- _Work to complete_:
Scan the records for "sehr" and copy each line that contains it.

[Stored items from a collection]

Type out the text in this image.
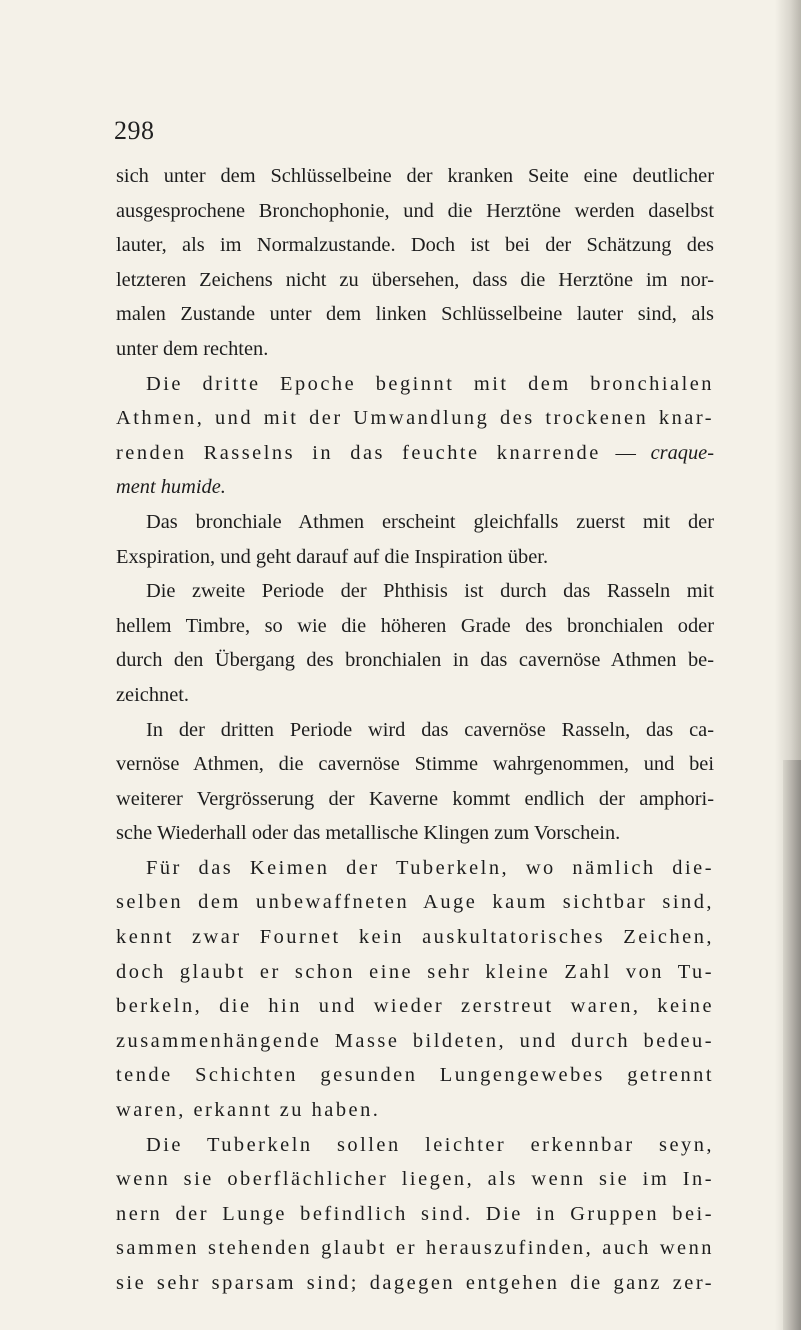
298
sich unter dem Schlüsselbeine der kranken Seite eine deutlicher
ausgesprochene Bronchophonie, und die Herztöne werden daselbst
lauter, als im Normalzustande. Doch ist bei der Schätzung des
letzteren Zeichens nicht zu übersehen, dass die Herztöne im nor-
malen Zustande unter dem linken Schlüsselbeine lauter sind, als
unter dem rechten.
Die dritte Epoche beginnt mit dem bronchialen
Athmen, und mit der Umwandlung des trockenen knar-
renden Rasselns in das feuchte knarrende — craque-
ment humide.
Das bronchiale Athmen erscheint gleichfalls zuerst mit der
Exspiration, und geht darauf auf die Inspiration über.
Die zweite Periode der Phthisis ist durch das Rasseln mit
hellem Timbre, so wie die höheren Grade des bronchialen oder
durch den Übergang des bronchialen in das cavernöse Athmen be-
zeichnet.
In der dritten Periode wird das cavernöse Rasseln, das ca-
vernöse Athmen, die cavernöse Stimme wahrgenommen, und bei
weiterer Vergrösserung der Kaverne kommt endlich der amphori-
sche Wiederhall oder das metallische Klingen zum Vorschein.
Für das Keimen der Tuberkeln, wo nämlich die-
selben dem unbewaffneten Auge kaum sichtbar sind,
kennt zwar Fournet kein auskultatorisches Zeichen,
doch glaubt er schon eine sehr kleine Zahl von Tu-
berkeln, die hin und wieder zerstreut waren, keine
zusammenhängende Masse bildeten, und durch bedeu-
tende Schichten gesunden Lungengewebes getrennt
waren, erkannt zu haben.
Die Tuberkeln sollen leichter erkennbar seyn,
wenn sie oberflächlicher liegen, als wenn sie im In-
nern der Lunge befindlich sind. Die in Gruppen bei-
sammen stehenden glaubt er herauszufinden, auch wenn
sie sehr sparsam sind; dagegen entgehen die ganz zer-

- _Answer space_:
doch glaubt er schon eine sehr kleine Zahl von Tu-
sie sehr sparsam sind; dagegen entgehen die ganz zer-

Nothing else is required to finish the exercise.